SHORT TASK:
Nothing but the lines from the line with "Output the text content of this document." through the end of the data is to be copied, and each is to be copied exactly.

[Records excerpted from a collection]
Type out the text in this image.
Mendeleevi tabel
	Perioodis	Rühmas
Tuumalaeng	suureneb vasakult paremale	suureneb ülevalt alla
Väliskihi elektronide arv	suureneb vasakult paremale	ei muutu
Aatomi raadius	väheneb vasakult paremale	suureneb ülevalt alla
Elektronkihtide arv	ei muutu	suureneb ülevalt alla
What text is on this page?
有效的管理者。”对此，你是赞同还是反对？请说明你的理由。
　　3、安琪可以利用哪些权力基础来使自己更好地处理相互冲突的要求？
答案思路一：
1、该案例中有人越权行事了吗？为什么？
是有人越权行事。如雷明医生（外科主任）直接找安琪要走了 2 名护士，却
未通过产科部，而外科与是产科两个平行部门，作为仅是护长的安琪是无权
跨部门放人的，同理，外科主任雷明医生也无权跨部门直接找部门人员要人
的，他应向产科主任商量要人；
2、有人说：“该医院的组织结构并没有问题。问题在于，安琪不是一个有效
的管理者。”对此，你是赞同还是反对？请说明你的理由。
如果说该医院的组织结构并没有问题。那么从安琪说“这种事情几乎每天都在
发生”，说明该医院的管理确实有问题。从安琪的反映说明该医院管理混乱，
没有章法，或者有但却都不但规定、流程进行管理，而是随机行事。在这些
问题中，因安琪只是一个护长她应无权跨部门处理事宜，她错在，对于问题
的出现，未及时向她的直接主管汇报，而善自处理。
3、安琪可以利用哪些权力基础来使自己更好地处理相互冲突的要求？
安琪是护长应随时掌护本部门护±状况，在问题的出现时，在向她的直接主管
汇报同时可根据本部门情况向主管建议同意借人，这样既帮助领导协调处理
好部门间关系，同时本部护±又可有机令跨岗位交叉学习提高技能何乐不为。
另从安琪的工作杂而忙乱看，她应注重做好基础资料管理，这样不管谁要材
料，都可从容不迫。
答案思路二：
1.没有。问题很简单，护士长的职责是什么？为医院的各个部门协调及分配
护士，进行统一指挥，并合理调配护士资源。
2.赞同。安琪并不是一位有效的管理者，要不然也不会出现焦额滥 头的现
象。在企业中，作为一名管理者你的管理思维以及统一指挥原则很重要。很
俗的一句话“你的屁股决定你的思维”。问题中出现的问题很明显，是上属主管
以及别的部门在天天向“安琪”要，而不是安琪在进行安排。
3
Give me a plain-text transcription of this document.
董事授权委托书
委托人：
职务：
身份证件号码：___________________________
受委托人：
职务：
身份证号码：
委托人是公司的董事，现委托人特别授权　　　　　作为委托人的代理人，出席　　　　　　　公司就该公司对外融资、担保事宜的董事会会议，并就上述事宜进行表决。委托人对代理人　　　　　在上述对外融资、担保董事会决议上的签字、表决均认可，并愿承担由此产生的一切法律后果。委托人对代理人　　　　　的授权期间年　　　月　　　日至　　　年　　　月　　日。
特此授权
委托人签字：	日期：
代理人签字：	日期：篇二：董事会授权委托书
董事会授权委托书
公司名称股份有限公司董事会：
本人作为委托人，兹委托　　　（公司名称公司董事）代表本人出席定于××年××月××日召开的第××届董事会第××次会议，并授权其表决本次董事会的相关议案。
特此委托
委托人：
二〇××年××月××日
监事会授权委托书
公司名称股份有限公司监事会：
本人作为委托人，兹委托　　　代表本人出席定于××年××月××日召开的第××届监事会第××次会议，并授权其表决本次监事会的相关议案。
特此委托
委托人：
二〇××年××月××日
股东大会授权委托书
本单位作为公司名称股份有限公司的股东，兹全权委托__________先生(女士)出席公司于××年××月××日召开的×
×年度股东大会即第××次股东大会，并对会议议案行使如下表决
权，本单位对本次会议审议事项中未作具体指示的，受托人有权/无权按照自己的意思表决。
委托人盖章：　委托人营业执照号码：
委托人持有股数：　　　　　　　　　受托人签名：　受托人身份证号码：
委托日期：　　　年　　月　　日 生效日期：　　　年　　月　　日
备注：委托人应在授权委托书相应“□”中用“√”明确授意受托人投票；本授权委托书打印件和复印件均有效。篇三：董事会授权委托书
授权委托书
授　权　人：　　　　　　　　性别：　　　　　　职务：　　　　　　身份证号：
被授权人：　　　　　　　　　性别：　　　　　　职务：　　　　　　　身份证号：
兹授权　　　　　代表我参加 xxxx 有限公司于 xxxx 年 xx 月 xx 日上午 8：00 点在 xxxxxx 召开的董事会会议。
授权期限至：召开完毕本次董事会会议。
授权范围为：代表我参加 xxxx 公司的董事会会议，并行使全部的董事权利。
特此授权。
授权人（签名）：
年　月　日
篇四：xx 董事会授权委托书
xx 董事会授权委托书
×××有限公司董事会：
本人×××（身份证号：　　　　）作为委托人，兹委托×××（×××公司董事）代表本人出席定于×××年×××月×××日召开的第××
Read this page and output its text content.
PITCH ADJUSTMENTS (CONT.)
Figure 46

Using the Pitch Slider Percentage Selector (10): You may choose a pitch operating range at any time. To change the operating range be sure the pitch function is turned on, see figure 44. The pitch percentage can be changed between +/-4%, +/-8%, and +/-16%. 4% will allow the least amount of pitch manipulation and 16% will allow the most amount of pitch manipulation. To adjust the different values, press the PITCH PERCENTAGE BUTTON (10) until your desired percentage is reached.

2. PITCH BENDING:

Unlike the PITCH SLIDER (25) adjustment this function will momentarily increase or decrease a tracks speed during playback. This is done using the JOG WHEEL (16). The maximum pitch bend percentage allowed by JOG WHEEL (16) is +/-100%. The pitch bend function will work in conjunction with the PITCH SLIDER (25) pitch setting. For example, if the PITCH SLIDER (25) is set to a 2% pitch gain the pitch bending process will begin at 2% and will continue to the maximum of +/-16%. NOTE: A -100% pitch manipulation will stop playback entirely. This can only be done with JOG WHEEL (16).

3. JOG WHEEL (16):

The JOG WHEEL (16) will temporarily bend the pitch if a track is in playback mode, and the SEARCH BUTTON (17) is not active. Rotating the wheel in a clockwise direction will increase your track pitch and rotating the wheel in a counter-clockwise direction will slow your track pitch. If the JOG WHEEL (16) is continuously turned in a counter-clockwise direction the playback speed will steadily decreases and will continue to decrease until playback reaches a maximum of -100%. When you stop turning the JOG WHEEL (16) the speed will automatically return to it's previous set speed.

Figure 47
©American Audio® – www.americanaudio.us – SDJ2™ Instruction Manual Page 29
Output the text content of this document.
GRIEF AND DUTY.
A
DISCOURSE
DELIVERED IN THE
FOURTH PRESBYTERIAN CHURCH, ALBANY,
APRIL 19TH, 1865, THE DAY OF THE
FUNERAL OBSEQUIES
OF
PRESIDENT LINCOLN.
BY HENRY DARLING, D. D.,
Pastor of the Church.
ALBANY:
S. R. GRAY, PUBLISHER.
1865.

WRITTEN RESPONSE:
Output the text content of this document.
GRIEF AND DUTY.
A
DISCOURSE
DELIVERED IN THE
FOURTH PRESBYTERIAN CHURCH, ALBANY,
APRIL 19TH, 1865, THE DAY OF THE
FUNERAL OBSEQUIES
OF
PRESIDENT LINCOLN.
BY HENRY DARLING, D. D.,
Pastor of the Church.
ALBANY:
S. R. GRAY, PUBLISHER.
1865.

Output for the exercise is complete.